## Source data
>> START

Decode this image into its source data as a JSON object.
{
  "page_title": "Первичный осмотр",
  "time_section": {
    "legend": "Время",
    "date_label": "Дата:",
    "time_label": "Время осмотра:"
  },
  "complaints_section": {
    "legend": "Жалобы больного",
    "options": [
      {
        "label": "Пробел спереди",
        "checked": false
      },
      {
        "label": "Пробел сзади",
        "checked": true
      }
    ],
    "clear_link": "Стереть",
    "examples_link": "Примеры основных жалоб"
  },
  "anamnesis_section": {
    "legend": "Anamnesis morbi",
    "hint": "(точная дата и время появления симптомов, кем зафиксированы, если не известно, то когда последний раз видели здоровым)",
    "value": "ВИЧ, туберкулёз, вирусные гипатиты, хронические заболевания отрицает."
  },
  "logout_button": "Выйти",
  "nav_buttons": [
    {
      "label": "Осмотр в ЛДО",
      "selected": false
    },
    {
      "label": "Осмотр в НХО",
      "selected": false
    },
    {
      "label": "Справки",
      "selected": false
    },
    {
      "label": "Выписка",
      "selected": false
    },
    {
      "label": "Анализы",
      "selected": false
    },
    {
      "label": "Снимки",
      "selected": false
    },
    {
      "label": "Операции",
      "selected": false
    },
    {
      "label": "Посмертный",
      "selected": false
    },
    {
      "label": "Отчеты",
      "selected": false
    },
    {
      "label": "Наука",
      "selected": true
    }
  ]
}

>> END
>> START

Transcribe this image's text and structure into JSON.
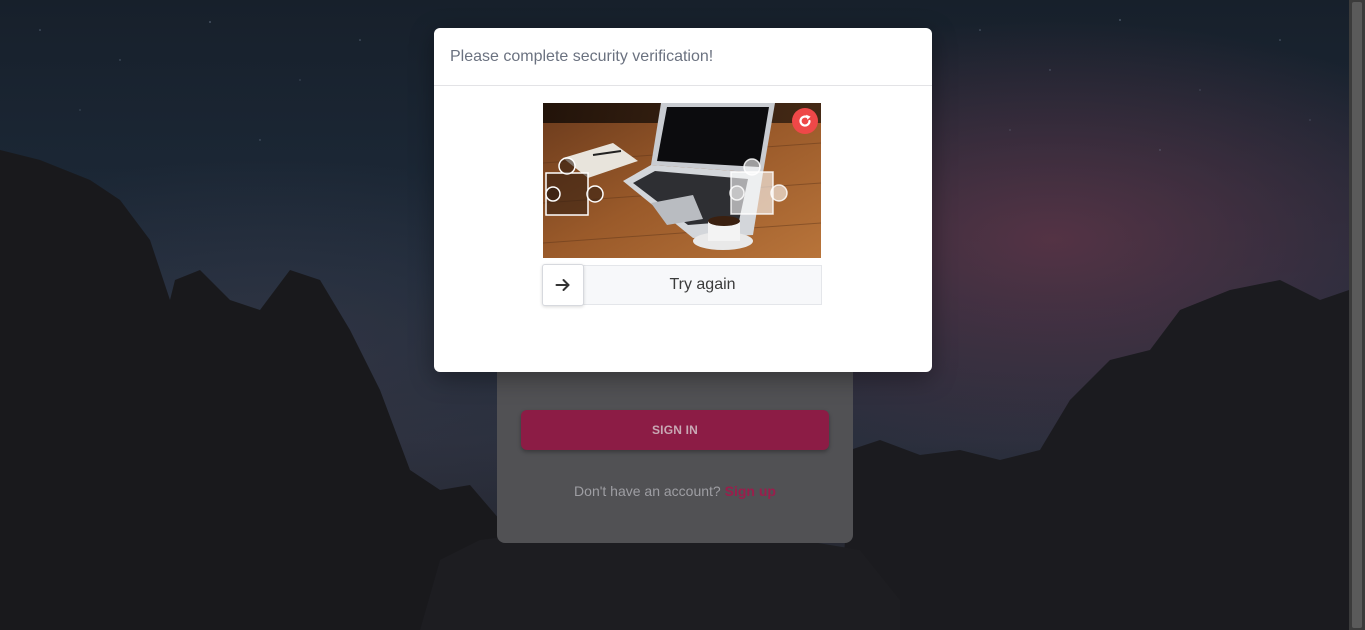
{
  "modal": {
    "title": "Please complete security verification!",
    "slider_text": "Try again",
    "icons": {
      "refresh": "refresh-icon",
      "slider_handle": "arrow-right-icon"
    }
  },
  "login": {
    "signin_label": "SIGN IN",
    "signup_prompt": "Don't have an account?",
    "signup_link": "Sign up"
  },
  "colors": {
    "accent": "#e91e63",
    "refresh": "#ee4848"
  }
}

>> END

## Required task
Copy out every line in the entries above that holds "JSON".

## Reply
Decode this image into its source data as a JSON object.
Transcribe this image's text and structure into JSON.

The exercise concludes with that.